** Entries provided **
>> BEGIN
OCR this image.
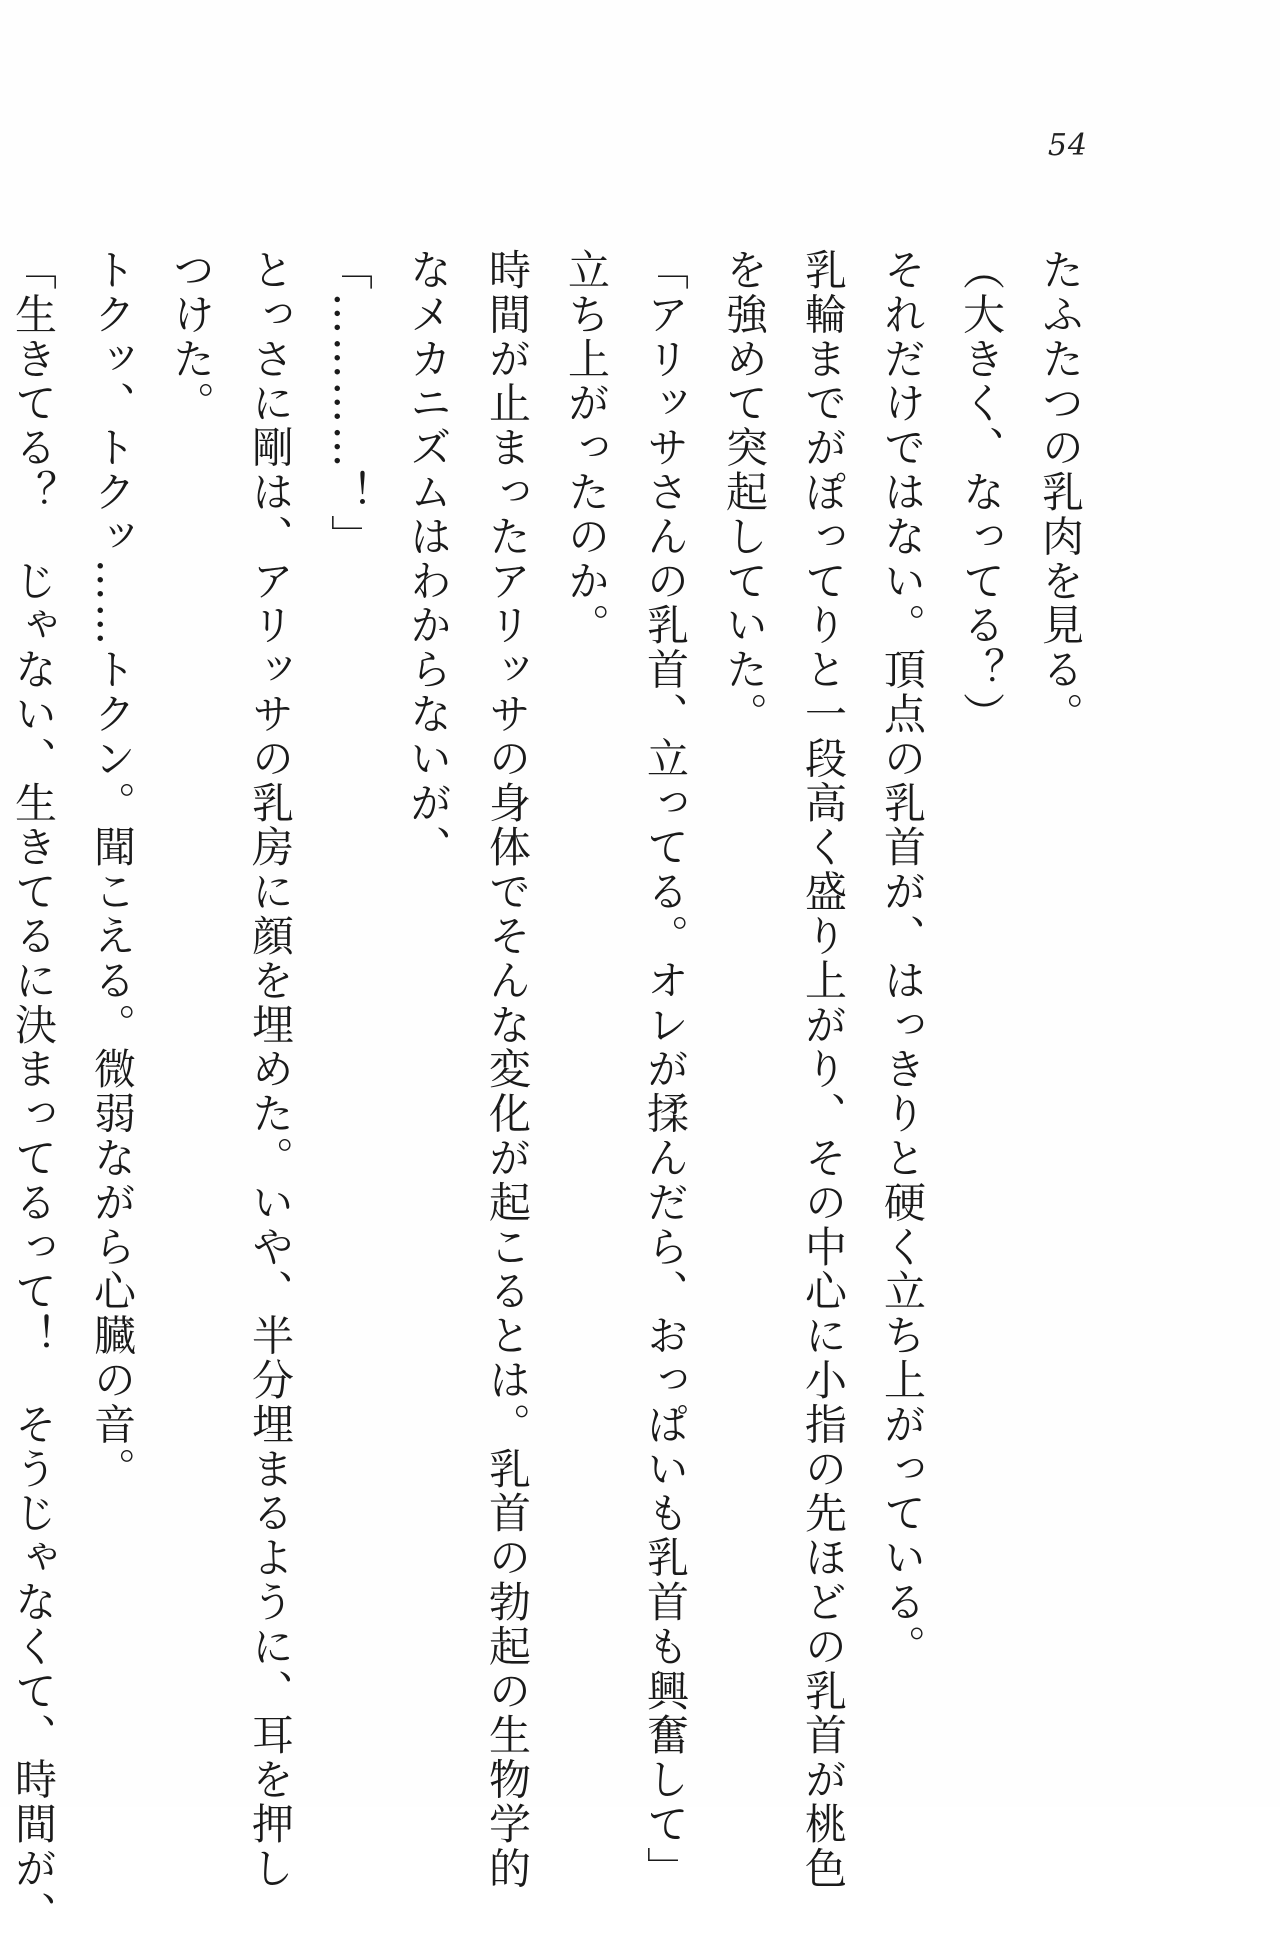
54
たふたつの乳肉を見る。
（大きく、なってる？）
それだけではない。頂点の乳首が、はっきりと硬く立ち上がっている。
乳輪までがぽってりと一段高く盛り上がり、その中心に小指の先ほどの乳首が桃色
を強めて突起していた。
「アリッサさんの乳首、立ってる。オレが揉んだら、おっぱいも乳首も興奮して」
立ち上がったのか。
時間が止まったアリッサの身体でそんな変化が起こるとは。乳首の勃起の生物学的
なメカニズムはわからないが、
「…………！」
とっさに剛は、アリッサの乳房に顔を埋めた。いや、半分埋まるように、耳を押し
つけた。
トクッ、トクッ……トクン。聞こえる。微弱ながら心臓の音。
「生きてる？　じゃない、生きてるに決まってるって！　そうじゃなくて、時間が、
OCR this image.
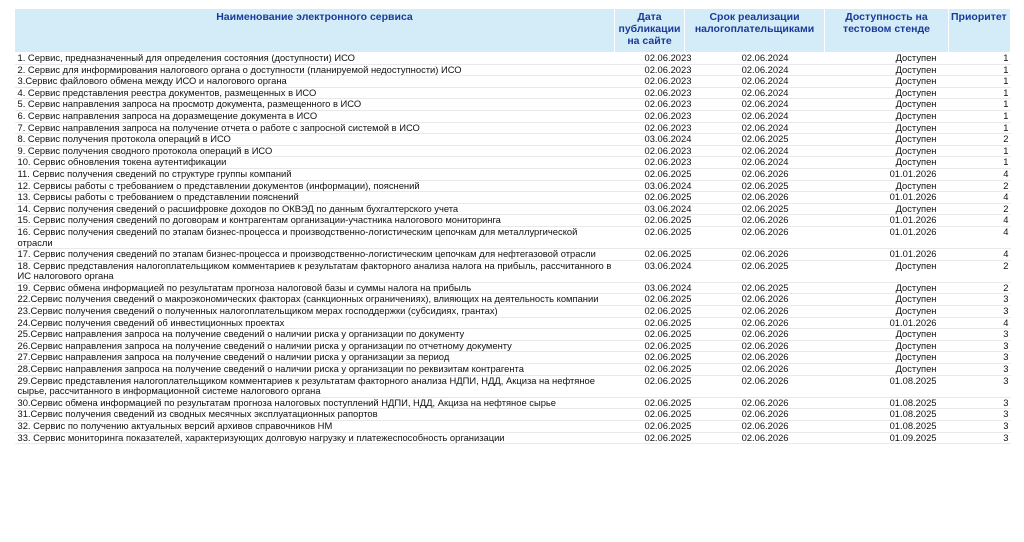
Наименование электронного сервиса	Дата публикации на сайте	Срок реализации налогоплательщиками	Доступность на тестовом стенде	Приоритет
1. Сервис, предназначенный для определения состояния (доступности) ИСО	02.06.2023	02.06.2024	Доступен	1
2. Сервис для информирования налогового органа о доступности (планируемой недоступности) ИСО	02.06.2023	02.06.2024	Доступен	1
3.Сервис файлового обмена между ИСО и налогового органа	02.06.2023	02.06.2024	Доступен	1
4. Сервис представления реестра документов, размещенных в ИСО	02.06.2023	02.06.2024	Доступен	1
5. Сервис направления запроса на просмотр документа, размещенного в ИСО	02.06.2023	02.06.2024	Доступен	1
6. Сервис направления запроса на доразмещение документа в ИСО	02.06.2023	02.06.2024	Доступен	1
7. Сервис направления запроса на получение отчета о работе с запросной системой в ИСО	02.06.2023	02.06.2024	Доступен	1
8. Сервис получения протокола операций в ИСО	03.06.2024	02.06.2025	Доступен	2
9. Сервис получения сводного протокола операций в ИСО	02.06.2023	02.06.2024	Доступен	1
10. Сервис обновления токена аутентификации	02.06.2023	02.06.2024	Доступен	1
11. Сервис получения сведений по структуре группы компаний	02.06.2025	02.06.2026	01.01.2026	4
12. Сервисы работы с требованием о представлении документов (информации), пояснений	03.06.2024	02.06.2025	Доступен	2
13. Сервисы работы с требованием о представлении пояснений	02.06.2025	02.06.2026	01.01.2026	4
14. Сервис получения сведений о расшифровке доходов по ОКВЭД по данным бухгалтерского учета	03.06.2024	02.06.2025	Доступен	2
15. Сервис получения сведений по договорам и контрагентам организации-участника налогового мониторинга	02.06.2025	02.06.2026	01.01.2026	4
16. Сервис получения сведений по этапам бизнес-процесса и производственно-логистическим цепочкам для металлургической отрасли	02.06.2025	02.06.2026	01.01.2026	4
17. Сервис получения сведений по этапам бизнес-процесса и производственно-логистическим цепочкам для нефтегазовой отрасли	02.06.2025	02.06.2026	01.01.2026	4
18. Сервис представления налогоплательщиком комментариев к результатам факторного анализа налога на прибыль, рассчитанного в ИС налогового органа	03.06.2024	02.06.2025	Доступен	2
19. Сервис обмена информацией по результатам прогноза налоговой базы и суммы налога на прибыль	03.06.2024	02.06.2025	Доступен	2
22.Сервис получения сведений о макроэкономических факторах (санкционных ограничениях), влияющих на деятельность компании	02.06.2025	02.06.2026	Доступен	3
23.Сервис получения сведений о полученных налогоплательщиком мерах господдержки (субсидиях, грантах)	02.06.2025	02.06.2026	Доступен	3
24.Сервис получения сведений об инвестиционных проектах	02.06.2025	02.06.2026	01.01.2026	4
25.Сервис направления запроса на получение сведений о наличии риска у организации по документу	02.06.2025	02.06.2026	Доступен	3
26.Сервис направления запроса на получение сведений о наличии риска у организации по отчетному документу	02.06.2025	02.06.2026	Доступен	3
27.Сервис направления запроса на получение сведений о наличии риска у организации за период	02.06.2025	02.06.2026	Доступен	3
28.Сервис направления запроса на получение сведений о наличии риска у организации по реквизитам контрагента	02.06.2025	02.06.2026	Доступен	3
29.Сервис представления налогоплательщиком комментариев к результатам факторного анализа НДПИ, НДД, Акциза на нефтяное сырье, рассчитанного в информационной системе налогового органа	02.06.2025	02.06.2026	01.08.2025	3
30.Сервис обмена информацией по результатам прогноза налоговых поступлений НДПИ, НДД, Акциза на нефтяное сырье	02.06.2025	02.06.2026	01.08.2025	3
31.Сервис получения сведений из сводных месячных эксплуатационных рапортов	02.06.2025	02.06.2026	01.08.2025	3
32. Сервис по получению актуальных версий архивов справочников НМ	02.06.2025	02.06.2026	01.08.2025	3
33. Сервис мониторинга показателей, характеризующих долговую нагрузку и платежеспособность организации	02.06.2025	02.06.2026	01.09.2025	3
>> END
** Directions for this task **
Go back to the records above and write them out exactly, without the pictures.

** Task result **
OCR this image.
54
たふたつの乳肉を見る。
（大きく、なってる？）
それだけではない。頂点の乳首が、はっきりと硬く立ち上がっている。
乳輪までがぽってりと一段高く盛り上がり、その中心に小指の先ほどの乳首が桃色
を強めて突起していた。
「アリッサさんの乳首、立ってる。オレが揉んだら、おっぱいも乳首も興奮して」
立ち上がったのか。
時間が止まったアリッサの身体でそんな変化が起こるとは。乳首の勃起の生物学的
なメカニズムはわからないが、
「…………！」
とっさに剛は、アリッサの乳房に顔を埋めた。いや、半分埋まるように、耳を押し
つけた。
トクッ、トクッ……トクン。聞こえる。微弱ながら心臓の音。
「生きてる？　じゃない、生きてるに決まってるって！　そうじゃなくて、時間が、
OCR this image.
Наименование электронного сервиса	Дата публикации на сайте	Срок реализации налогоплательщиками	Доступность на тестовом стенде	Приоритет
1. Сервис, предназначенный для определения состояния (доступности) ИСО	02.06.2023	02.06.2024	Доступен	1
2. Сервис для информирования налогового органа о доступности (планируемой недоступности) ИСО	02.06.2023	02.06.2024	Доступен	1
3.Сервис файлового обмена между ИСО и налогового органа	02.06.2023	02.06.2024	Доступен	1
4. Сервис представления реестра документов, размещенных в ИСО	02.06.2023	02.06.2024	Доступен	1
5. Сервис направления запроса на просмотр документа, размещенного в ИСО	02.06.2023	02.06.2024	Доступен	1
6. Сервис направления запроса на доразмещение документа в ИСО	02.06.2023	02.06.2024	Доступен	1
7. Сервис направления запроса на получение отчета о работе с запросной системой в ИСО	02.06.2023	02.06.2024	Доступен	1
8. Сервис получения протокола операций в ИСО	03.06.2024	02.06.2025	Доступен	2
9. Сервис получения сводного протокола операций в ИСО	02.06.2023	02.06.2024	Доступен	1
10. Сервис обновления токена аутентификации	02.06.2023	02.06.2024	Доступен	1
11. Сервис получения сведений по структуре группы компаний	02.06.2025	02.06.2026	01.01.2026	4
12. Сервисы работы с требованием о представлении документов (информации), пояснений	03.06.2024	02.06.2025	Доступен	2
13. Сервисы работы с требованием о представлении пояснений	02.06.2025	02.06.2026	01.01.2026	4
14. Сервис получения сведений о расшифровке доходов по ОКВЭД по данным бухгалтерского учета	03.06.2024	02.06.2025	Доступен	2
15. Сервис получения сведений по договорам и контрагентам организации-участника налогового мониторинга	02.06.2025	02.06.2026	01.01.2026	4
16. Сервис получения сведений по этапам бизнес-процесса и производственно-логистическим цепочкам для металлургической отрасли	02.06.2025	02.06.2026	01.01.2026	4
17. Сервис получения сведений по этапам бизнес-процесса и производственно-логистическим цепочкам для нефтегазовой отрасли	02.06.2025	02.06.2026	01.01.2026	4
18. Сервис представления налогоплательщиком комментариев к результатам факторного анализа налога на прибыль, рассчитанного в ИС налогового органа	03.06.2024	02.06.2025	Доступен	2
19. Сервис обмена информацией по результатам прогноза налоговой базы и суммы налога на прибыль	03.06.2024	02.06.2025	Доступен	2
22.Сервис получения сведений о макроэкономических факторах (санкционных ограничениях), влияющих на деятельность компании	02.06.2025	02.06.2026	Доступен	3
23.Сервис получения сведений о полученных налогоплательщиком мерах господдержки (субсидиях, грантах)	02.06.2025	02.06.2026	Доступен	3
24.Сервис получения сведений об инвестиционных проектах	02.06.2025	02.06.2026	01.01.2026	4
25.Сервис направления запроса на получение сведений о наличии риска у организации по документу	02.06.2025	02.06.2026	Доступен	3
26.Сервис направления запроса на получение сведений о наличии риска у организации по отчетному документу	02.06.2025	02.06.2026	Доступен	3
27.Сервис направления запроса на получение сведений о наличии риска у организации за период	02.06.2025	02.06.2026	Доступен	3
28.Сервис направления запроса на получение сведений о наличии риска у организации по реквизитам контрагента	02.06.2025	02.06.2026	Доступен	3
29.Сервис представления налогоплательщиком комментариев к результатам факторного анализа НДПИ, НДД, Акциза на нефтяное сырье, рассчитанного в информационной системе налогового органа	02.06.2025	02.06.2026	01.08.2025	3
30.Сервис обмена информацией по результатам прогноза налоговых поступлений НДПИ, НДД, Акциза на нефтяное сырье	02.06.2025	02.06.2026	01.08.2025	3
31.Сервис получения сведений из сводных месячных эксплуатационных рапортов	02.06.2025	02.06.2026	01.08.2025	3
32. Сервис по получению актуальных версий архивов справочников НМ	02.06.2025	02.06.2026	01.08.2025	3
33. Сервис мониторинга показателей, характеризующих долговую нагрузку и платежеспособность организации	02.06.2025	02.06.2026	01.09.2025	3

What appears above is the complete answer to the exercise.